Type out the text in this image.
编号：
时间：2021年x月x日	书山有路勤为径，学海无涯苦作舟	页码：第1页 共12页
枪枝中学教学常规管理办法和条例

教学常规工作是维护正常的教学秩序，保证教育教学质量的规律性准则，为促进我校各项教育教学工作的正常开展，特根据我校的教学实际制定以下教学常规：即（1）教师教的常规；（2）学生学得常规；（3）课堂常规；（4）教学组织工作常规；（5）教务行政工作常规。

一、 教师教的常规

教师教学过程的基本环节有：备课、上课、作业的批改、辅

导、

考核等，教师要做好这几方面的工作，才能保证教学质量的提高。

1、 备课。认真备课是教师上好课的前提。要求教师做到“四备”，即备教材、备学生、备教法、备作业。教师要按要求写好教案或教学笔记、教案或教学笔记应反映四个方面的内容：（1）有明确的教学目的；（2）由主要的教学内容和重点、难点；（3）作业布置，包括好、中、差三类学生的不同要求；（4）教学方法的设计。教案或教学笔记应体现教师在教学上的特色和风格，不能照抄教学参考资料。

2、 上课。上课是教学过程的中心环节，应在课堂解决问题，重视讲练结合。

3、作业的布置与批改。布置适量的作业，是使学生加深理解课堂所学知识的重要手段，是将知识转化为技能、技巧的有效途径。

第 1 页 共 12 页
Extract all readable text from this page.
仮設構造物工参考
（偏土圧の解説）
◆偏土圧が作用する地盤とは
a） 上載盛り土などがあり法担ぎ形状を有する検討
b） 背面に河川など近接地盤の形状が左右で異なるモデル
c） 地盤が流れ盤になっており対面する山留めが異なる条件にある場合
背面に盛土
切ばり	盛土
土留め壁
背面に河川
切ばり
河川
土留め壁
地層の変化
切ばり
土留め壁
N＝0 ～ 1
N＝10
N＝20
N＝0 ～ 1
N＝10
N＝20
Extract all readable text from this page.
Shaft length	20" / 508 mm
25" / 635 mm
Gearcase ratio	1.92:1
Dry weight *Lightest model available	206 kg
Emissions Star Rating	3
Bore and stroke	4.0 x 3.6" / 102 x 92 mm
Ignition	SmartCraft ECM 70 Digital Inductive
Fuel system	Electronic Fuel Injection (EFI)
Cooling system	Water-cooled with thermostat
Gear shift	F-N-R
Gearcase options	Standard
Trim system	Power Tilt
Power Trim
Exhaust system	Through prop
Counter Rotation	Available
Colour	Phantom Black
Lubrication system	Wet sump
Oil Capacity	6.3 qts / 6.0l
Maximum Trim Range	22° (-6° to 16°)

## WHAT IS BEING ASKED
The records above need to be transcribed in full. Keep every character unchanged.

## ANSWER TO THIS PROBLEM
Type out the text in this image.
编号：
时间：2021年x月x日	书山有路勤为径，学海无涯苦作舟	页码：第1页 共12页
枪枝中学教学常规管理办法和条例

教学常规工作是维护正常的教学秩序，保证教育教学质量的规律性准则，为促进我校各项教育教学工作的正常开展，特根据我校的教学实际制定以下教学常规：即（1）教师教的常规；（2）学生学得常规；（3）课堂常规；（4）教学组织工作常规；（5）教务行政工作常规。

一、 教师教的常规

教师教学过程的基本环节有：备课、上课、作业的批改、辅

导、

考核等，教师要做好这几方面的工作，才能保证教学质量的提高。

1、 备课。认真备课是教师上好课的前提。要求教师做到“四备”，即备教材、备学生、备教法、备作业。教师要按要求写好教案或教学笔记、教案或教学笔记应反映四个方面的内容：（1）有明确的教学目的；（2）由主要的教学内容和重点、难点；（3）作业布置，包括好、中、差三类学生的不同要求；（4）教学方法的设计。教案或教学笔记应体现教师在教学上的特色和风格，不能照抄教学参考资料。

2、 上课。上课是教学过程的中心环节，应在课堂解决问题，重视讲练结合。

3、作业的布置与批改。布置适量的作业，是使学生加深理解课堂所学知识的重要手段，是将知识转化为技能、技巧的有效途径。

第 1 页 共 12 页
Extract all readable text from this page.
仮設構造物工参考
（偏土圧の解説）
◆偏土圧が作用する地盤とは
a） 上載盛り土などがあり法担ぎ形状を有する検討
b） 背面に河川など近接地盤の形状が左右で異なるモデル
c） 地盤が流れ盤になっており対面する山留めが異なる条件にある場合
背面に盛土
切ばり	盛土
土留め壁
背面に河川
切ばり
河川
土留め壁
地層の変化
切ばり
土留め壁
N＝0 ～ 1
N＝10
N＝20
N＝0 ～ 1
N＝10
N＝20
Extract all readable text from this page.
Shaft length	20" / 508 mm
25" / 635 mm
Gearcase ratio	1.92:1
Dry weight *Lightest model available	206 kg
Emissions Star Rating	3
Bore and stroke	4.0 x 3.6" / 102 x 92 mm
Ignition	SmartCraft ECM 70 Digital Inductive
Fuel system	Electronic Fuel Injection (EFI)
Cooling system	Water-cooled with thermostat
Gear shift	F-N-R
Gearcase options	Standard
Trim system	Power Tilt
Power Trim
Exhaust system	Through prop
Counter Rotation	Available
Colour	Phantom Black
Lubrication system	Wet sump
Oil Capacity	6.3 qts / 6.0l
Maximum Trim Range	22° (-6° to 16°)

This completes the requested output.